[Stored records]
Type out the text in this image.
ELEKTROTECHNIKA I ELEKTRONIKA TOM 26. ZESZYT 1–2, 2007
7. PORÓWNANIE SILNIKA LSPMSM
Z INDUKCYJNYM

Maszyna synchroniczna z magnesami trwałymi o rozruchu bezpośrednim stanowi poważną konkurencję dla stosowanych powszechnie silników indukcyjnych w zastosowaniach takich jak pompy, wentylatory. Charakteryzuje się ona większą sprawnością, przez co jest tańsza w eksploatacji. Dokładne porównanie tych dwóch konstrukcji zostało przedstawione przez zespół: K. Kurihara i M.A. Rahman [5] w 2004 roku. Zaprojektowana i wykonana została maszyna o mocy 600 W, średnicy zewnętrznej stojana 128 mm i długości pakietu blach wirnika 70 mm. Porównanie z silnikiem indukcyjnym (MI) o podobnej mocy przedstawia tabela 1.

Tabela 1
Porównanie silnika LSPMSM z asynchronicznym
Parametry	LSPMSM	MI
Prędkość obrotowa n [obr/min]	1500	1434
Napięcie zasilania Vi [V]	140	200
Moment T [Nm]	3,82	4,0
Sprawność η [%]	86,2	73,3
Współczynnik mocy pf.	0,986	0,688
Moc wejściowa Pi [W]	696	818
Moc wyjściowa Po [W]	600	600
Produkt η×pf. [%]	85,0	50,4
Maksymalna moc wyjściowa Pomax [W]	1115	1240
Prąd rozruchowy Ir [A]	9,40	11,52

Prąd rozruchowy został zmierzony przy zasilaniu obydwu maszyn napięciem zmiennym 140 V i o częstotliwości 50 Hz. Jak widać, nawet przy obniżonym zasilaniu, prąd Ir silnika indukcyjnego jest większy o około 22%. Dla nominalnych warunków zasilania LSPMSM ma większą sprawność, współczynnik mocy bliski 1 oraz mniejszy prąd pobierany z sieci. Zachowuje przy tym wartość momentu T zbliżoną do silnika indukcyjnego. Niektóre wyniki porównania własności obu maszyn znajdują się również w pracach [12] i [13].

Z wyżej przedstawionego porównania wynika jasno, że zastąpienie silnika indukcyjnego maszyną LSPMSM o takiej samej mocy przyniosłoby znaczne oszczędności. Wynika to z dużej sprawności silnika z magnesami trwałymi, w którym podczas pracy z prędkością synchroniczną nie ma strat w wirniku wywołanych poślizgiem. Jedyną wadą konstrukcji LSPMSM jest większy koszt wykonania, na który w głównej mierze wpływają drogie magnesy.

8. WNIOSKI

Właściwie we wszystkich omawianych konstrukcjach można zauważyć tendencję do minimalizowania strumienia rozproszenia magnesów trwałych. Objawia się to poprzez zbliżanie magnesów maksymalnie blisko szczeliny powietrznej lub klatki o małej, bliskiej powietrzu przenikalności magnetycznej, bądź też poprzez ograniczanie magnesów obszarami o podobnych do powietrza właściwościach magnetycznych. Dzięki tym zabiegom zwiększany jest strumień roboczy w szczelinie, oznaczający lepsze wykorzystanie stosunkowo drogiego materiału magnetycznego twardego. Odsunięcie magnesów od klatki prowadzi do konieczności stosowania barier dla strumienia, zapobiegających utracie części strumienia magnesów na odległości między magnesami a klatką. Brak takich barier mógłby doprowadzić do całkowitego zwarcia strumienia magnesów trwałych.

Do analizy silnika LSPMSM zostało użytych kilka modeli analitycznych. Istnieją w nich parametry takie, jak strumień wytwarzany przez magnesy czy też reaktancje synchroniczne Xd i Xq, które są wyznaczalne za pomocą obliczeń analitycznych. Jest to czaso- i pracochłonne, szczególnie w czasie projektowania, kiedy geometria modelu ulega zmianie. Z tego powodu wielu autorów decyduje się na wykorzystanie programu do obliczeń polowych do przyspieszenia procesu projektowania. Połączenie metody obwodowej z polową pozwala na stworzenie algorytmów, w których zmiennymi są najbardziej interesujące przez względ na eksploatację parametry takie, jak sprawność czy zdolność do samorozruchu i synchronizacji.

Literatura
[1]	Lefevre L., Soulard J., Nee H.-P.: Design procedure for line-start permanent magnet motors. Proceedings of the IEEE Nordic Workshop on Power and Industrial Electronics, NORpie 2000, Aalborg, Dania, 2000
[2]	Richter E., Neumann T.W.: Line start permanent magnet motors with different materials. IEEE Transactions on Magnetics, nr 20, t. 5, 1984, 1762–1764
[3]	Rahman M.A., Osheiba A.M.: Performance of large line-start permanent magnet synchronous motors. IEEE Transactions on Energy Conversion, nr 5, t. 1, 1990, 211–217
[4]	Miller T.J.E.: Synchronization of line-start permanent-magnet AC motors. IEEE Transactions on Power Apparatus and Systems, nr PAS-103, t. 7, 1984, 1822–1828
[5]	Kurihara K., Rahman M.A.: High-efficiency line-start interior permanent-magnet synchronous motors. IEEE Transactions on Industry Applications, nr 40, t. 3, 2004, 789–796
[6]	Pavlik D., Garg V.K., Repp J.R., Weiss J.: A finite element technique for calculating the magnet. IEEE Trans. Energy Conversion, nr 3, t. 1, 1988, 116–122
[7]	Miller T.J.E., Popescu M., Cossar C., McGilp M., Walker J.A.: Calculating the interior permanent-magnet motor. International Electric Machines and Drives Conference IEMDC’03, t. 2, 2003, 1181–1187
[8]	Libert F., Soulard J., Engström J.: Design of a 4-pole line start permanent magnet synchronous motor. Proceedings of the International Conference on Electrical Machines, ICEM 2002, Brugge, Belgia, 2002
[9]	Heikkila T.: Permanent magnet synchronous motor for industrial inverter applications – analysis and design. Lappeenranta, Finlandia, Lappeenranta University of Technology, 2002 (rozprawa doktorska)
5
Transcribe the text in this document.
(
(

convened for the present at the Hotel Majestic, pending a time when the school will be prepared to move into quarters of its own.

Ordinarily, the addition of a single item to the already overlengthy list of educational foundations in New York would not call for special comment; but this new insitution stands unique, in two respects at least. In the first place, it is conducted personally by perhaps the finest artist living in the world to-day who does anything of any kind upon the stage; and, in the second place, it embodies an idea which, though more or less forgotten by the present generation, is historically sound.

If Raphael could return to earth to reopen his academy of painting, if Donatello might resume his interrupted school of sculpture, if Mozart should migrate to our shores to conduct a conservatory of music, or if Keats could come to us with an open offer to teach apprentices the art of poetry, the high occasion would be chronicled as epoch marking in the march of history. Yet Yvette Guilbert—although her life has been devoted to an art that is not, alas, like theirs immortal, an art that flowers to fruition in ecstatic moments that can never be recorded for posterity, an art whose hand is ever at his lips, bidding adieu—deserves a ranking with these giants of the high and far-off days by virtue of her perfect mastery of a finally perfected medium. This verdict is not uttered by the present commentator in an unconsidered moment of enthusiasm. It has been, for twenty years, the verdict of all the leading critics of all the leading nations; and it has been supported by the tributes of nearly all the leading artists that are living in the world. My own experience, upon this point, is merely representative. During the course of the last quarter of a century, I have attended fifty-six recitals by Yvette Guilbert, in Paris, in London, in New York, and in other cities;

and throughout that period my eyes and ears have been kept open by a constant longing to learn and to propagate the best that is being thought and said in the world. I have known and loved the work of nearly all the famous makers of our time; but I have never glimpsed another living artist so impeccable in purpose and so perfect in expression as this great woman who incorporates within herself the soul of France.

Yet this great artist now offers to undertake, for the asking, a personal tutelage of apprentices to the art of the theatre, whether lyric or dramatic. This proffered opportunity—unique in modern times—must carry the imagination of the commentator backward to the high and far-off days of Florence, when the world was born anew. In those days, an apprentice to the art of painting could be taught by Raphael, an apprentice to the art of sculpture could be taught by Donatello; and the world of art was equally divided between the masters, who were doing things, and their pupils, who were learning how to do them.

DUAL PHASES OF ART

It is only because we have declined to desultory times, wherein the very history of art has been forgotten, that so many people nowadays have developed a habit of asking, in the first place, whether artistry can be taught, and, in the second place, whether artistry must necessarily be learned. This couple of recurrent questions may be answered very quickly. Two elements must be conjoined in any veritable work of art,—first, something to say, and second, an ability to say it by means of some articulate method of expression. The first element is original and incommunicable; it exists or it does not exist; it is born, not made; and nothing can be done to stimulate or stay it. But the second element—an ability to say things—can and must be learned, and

EXERCISE INSTRUCTIONS
What number of lines in the records contain the word "konstrukcji"? Answer with that number alone.

THE OUTPUT
2